Your task is to transcribe all the entries exactly, excluding pictures.

+ + + + + + +

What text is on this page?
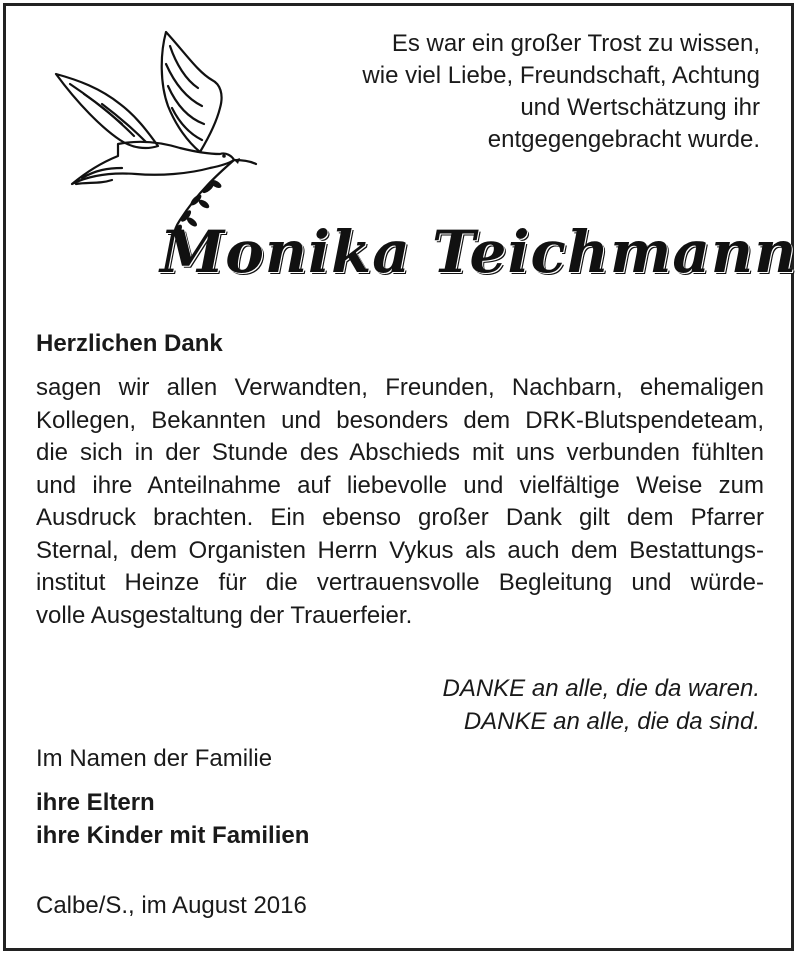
Es war ein großer Trost zu wissen,
wie viel Liebe, Freundschaft, Achtung
und Wertschätzung ihr
entgegengebracht wurde.
Monika Teichmann
Herzlichen Dank
sagen wir allen Verwandten, Freunden, Nachbarn, ehemaligen
Kollegen, Bekannten und besonders dem DRK-Blutspendeteam,
die sich in der Stunde des Abschieds mit uns verbunden fühlten
und ihre Anteilnahme auf liebevolle und vielfältige Weise zum
Ausdruck brachten. Ein ebenso großer Dank gilt dem Pfarrer
Sternal, dem Organisten Herrn Vykus als auch dem Bestattungs-
institut Heinze für die vertrauensvolle Begleitung und würde-
volle Ausgestaltung der Trauerfeier.
DANKE an alle, die da waren.
DANKE an alle, die da sind.
Im Namen der Familie
ihre Eltern
ihre Kinder mit Familien
Calbe/S., im August 2016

+ + + + + + +

*Task answer*
What text is on this page?
Es war ein großer Trost zu wissen,
wie viel Liebe, Freundschaft, Achtung
und Wertschätzung ihr
entgegengebracht wurde.
Monika Teichmann
Herzlichen Dank
sagen wir allen Verwandten, Freunden, Nachbarn, ehemaligen
Kollegen, Bekannten und besonders dem DRK-Blutspendeteam,
die sich in der Stunde des Abschieds mit uns verbunden fühlten
und ihre Anteilnahme auf liebevolle und vielfältige Weise zum
Ausdruck brachten. Ein ebenso großer Dank gilt dem Pfarrer
Sternal, dem Organisten Herrn Vykus als auch dem Bestattungs-
institut Heinze für die vertrauensvolle Begleitung und würde-
volle Ausgestaltung der Trauerfeier.
DANKE an alle, die da waren.
DANKE an alle, die da sind.
Im Namen der Familie
ihre Eltern
ihre Kinder mit Familien
Calbe/S., im August 2016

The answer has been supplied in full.